─── Dataset entries ───
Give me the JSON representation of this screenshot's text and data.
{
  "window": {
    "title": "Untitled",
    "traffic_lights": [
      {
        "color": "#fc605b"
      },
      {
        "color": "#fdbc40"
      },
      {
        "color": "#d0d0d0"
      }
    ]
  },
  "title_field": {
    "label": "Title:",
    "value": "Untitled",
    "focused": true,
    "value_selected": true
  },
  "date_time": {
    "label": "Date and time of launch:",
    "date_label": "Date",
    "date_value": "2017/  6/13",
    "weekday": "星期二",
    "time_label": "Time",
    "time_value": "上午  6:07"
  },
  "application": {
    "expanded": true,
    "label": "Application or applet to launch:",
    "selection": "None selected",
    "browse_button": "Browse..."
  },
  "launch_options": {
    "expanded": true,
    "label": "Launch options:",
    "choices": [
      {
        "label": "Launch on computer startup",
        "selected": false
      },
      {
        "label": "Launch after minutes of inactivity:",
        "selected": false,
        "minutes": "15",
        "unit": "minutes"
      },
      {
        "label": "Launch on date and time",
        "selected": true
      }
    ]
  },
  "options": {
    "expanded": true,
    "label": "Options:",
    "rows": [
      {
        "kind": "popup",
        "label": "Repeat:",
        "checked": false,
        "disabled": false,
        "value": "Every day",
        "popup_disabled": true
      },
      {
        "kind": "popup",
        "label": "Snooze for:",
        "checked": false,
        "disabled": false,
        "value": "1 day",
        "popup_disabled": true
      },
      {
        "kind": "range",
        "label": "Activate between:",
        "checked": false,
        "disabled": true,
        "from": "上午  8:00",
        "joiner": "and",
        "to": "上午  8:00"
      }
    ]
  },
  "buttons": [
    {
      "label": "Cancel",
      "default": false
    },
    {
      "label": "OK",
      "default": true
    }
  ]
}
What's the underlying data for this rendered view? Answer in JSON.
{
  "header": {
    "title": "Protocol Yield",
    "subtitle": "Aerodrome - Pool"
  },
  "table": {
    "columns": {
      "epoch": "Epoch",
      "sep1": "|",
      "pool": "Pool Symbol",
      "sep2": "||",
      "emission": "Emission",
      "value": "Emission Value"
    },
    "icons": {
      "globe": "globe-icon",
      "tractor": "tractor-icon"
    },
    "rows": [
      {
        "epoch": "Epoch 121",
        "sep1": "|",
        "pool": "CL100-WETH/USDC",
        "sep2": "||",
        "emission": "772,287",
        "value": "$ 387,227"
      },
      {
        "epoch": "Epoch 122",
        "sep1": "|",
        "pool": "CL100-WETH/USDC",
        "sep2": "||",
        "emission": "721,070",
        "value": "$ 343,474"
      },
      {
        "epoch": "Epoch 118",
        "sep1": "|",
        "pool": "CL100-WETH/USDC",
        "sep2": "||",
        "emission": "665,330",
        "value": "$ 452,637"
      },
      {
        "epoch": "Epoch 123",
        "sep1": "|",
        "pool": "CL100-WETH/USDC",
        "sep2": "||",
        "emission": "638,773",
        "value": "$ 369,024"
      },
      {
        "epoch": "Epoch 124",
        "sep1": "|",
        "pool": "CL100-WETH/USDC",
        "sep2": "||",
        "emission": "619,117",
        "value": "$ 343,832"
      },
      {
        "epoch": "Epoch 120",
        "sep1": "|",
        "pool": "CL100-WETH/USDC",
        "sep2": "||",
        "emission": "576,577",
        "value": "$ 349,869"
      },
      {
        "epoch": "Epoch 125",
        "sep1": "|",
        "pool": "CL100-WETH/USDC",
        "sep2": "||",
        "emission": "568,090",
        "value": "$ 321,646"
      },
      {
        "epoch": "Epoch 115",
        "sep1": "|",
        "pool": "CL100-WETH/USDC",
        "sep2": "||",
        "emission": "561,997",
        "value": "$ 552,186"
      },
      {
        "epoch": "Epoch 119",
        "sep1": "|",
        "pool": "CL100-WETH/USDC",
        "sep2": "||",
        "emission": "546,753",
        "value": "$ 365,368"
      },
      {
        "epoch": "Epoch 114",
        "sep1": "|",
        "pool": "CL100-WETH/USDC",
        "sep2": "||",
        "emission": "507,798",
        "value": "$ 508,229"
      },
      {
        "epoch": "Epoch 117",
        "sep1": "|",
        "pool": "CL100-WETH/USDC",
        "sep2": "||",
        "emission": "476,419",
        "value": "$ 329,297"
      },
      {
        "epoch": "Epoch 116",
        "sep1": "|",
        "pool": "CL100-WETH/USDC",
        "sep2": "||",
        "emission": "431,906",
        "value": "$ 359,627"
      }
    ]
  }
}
───
* **Exercise directions**
Output all of the data again, exactly.

* **Exercise result**
Give me the JSON representation of this screenshot's text and data.
{
  "window": {
    "title": "Untitled",
    "traffic_lights": [
      {
        "color": "#fc605b"
      },
      {
        "color": "#fdbc40"
      },
      {
        "color": "#d0d0d0"
      }
    ]
  },
  "title_field": {
    "label": "Title:",
    "value": "Untitled",
    "focused": true,
    "value_selected": true
  },
  "date_time": {
    "label": "Date and time of launch:",
    "date_label": "Date",
    "date_value": "2017/  6/13",
    "weekday": "星期二",
    "time_label": "Time",
    "time_value": "上午  6:07"
  },
  "application": {
    "expanded": true,
    "label": "Application or applet to launch:",
    "selection": "None selected",
    "browse_button": "Browse..."
  },
  "launch_options": {
    "expanded": true,
    "label": "Launch options:",
    "choices": [
      {
        "label": "Launch on computer startup",
        "selected": false
      },
      {
        "label": "Launch after minutes of inactivity:",
        "selected": false,
        "minutes": "15",
        "unit": "minutes"
      },
      {
        "label": "Launch on date and time",
        "selected": true
      }
    ]
  },
  "options": {
    "expanded": true,
    "label": "Options:",
    "rows": [
      {
        "kind": "popup",
        "label": "Repeat:",
        "checked": false,
        "disabled": false,
        "value": "Every day",
        "popup_disabled": true
      },
      {
        "kind": "popup",
        "label": "Snooze for:",
        "checked": false,
        "disabled": false,
        "value": "1 day",
        "popup_disabled": true
      },
      {
        "kind": "range",
        "label": "Activate between:",
        "checked": false,
        "disabled": true,
        "from": "上午  8:00",
        "joiner": "and",
        "to": "上午  8:00"
      }
    ]
  },
  "buttons": [
    {
      "label": "Cancel",
      "default": false
    },
    {
      "label": "OK",
      "default": true
    }
  ]
}
What's the underlying data for this rendered view? Answer in JSON.
{
  "header": {
    "title": "Protocol Yield",
    "subtitle": "Aerodrome - Pool"
  },
  "table": {
    "columns": {
      "epoch": "Epoch",
      "sep1": "|",
      "pool": "Pool Symbol",
      "sep2": "||",
      "emission": "Emission",
      "value": "Emission Value"
    },
    "icons": {
      "globe": "globe-icon",
      "tractor": "tractor-icon"
    },
    "rows": [
      {
        "epoch": "Epoch 121",
        "sep1": "|",
        "pool": "CL100-WETH/USDC",
        "sep2": "||",
        "emission": "772,287",
        "value": "$ 387,227"
      },
      {
        "epoch": "Epoch 122",
        "sep1": "|",
        "pool": "CL100-WETH/USDC",
        "sep2": "||",
        "emission": "721,070",
        "value": "$ 343,474"
      },
      {
        "epoch": "Epoch 118",
        "sep1": "|",
        "pool": "CL100-WETH/USDC",
        "sep2": "||",
        "emission": "665,330",
        "value": "$ 452,637"
      },
      {
        "epoch": "Epoch 123",
        "sep1": "|",
        "pool": "CL100-WETH/USDC",
        "sep2": "||",
        "emission": "638,773",
        "value": "$ 369,024"
      },
      {
        "epoch": "Epoch 124",
        "sep1": "|",
        "pool": "CL100-WETH/USDC",
        "sep2": "||",
        "emission": "619,117",
        "value": "$ 343,832"
      },
      {
        "epoch": "Epoch 120",
        "sep1": "|",
        "pool": "CL100-WETH/USDC",
        "sep2": "||",
        "emission": "576,577",
        "value": "$ 349,869"
      },
      {
        "epoch": "Epoch 125",
        "sep1": "|",
        "pool": "CL100-WETH/USDC",
        "sep2": "||",
        "emission": "568,090",
        "value": "$ 321,646"
      },
      {
        "epoch": "Epoch 115",
        "sep1": "|",
        "pool": "CL100-WETH/USDC",
        "sep2": "||",
        "emission": "561,997",
        "value": "$ 552,186"
      },
      {
        "epoch": "Epoch 119",
        "sep1": "|",
        "pool": "CL100-WETH/USDC",
        "sep2": "||",
        "emission": "546,753",
        "value": "$ 365,368"
      },
      {
        "epoch": "Epoch 114",
        "sep1": "|",
        "pool": "CL100-WETH/USDC",
        "sep2": "||",
        "emission": "507,798",
        "value": "$ 508,229"
      },
      {
        "epoch": "Epoch 117",
        "sep1": "|",
        "pool": "CL100-WETH/USDC",
        "sep2": "||",
        "emission": "476,419",
        "value": "$ 329,297"
      },
      {
        "epoch": "Epoch 116",
        "sep1": "|",
        "pool": "CL100-WETH/USDC",
        "sep2": "||",
        "emission": "431,906",
        "value": "$ 359,627"
      }
    ]
  }
}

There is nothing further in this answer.